§ **CONSIGNES DE L'EXERCICE**
- A) D'après l'extrait sur Homo Sapiens et le réchauffement climatique, quelle est la dernière œuvre de destruction massive attribuée à Sapiens ?
- B) Prolongez l'extrait sur Homo Sapiens et le réchauffement climatique à la suite de sa dernière phrase.

*** EXTRAIT PRÉSENTÉ ***

Cachez ce réchauffement climatique que je ne saurais voir... (27/01/2018)
Depuis ses premiers pas sur la terre, Homo Sapiens a fait du chemin. Si à l’échelle de la vie sur terre, il représente moins qu’un battement de cil dans une journée, il a su littéralement marquer de son empreinte la planète qui l’a vu naître. Son pouce opposable et ses compétences en matière de communication et d’abstraction ont fait des miracles, lui permettant d’inventer, dans le désordre, la stratégie militaire, l’extinction des autres hominidés, la suppression de la mégafaune, le tout à l’égout, le moteur à explosion, la pâte à tartiner à la noisette et les conflits religieux. Sa dernière œuvre de destruction massive, le réchauffement climatique, ferait pâlir de jalousie les dieux si ces derniers avaient un jour existé. Mais rendons à Sapiens ce qui lui appartient tout autant, il a inventé la médecine moderne, la retraite par répartition, l’abolition de l’esclavage et de la peine de mort… Le bilan est ainsi mitigé, comme le dirait le commentateur sportif, il est capable du meilleur comme du pire. Mais nécessairement il faut assumer ce bilan, pour permettre de prendre conscience de ce qui se déroule sous nos yeux.

*** ENTRÉES RÉPERTORIÉES ***

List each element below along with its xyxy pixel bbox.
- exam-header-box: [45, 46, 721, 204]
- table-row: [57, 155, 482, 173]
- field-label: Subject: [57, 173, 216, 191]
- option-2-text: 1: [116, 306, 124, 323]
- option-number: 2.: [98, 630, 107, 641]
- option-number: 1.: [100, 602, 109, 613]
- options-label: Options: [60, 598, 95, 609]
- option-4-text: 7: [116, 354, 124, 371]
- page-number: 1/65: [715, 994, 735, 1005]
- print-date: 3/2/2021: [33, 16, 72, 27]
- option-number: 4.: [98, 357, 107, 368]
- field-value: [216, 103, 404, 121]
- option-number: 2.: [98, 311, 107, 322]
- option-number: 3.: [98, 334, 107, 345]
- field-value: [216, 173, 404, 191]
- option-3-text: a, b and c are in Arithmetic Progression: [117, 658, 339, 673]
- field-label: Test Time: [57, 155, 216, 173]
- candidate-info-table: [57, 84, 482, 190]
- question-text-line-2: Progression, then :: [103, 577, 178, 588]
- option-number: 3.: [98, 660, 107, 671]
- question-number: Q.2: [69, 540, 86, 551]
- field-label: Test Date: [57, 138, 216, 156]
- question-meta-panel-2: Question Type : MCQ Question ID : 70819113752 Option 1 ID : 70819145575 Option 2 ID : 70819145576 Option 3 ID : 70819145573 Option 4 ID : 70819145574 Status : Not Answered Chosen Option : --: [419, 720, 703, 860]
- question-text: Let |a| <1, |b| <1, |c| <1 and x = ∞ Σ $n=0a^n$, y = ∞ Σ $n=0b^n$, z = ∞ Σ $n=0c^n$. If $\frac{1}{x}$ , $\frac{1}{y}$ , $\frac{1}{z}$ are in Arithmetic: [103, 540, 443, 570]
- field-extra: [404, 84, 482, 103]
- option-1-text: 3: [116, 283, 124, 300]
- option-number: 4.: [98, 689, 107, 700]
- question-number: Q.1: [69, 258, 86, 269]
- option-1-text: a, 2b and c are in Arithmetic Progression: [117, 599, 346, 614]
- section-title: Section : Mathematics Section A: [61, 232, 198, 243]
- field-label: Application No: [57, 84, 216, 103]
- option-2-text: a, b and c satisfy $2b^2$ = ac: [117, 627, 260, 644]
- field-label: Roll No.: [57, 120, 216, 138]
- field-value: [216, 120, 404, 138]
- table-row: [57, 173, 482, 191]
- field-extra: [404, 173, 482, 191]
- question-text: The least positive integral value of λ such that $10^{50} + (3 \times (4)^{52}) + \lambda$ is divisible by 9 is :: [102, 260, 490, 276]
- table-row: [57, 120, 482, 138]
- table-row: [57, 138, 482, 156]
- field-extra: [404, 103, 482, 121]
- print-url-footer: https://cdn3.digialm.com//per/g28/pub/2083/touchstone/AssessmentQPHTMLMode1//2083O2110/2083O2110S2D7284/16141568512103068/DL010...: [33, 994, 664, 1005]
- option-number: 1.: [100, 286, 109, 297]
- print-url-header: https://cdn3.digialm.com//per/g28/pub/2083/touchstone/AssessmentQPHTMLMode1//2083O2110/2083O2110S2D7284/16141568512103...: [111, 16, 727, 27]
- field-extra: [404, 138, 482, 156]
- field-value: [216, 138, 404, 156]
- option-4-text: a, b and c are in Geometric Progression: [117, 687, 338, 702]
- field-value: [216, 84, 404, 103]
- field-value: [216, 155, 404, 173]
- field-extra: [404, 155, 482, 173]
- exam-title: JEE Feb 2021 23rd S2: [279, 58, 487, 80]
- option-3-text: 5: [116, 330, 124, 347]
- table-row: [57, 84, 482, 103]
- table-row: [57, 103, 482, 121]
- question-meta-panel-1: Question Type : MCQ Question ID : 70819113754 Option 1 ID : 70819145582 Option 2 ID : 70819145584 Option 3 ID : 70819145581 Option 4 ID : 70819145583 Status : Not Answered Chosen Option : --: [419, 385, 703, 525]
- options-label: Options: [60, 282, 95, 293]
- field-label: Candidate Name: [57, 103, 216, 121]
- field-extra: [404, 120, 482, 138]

***

§ **RÉPONSES ATTENDUES**
- A) Le réchauffement climatique.

- B)
Avec une certaine dose de mauvaise foi, le seul représentant de l’espèce des hominidés encore vivant sur ses deux pattes postérieures est également capable de porter l’espérance à des niveaux qui lui permettent de faire l’impasse sur les luttes présentes : l’espoir fait vivre dit-on mais il permet aussi d’éluder les problèmes. Ou mieux encore, s’il n’y a pas de solution, c’est qu’il n’y a pas de problème. Il fallait y penser.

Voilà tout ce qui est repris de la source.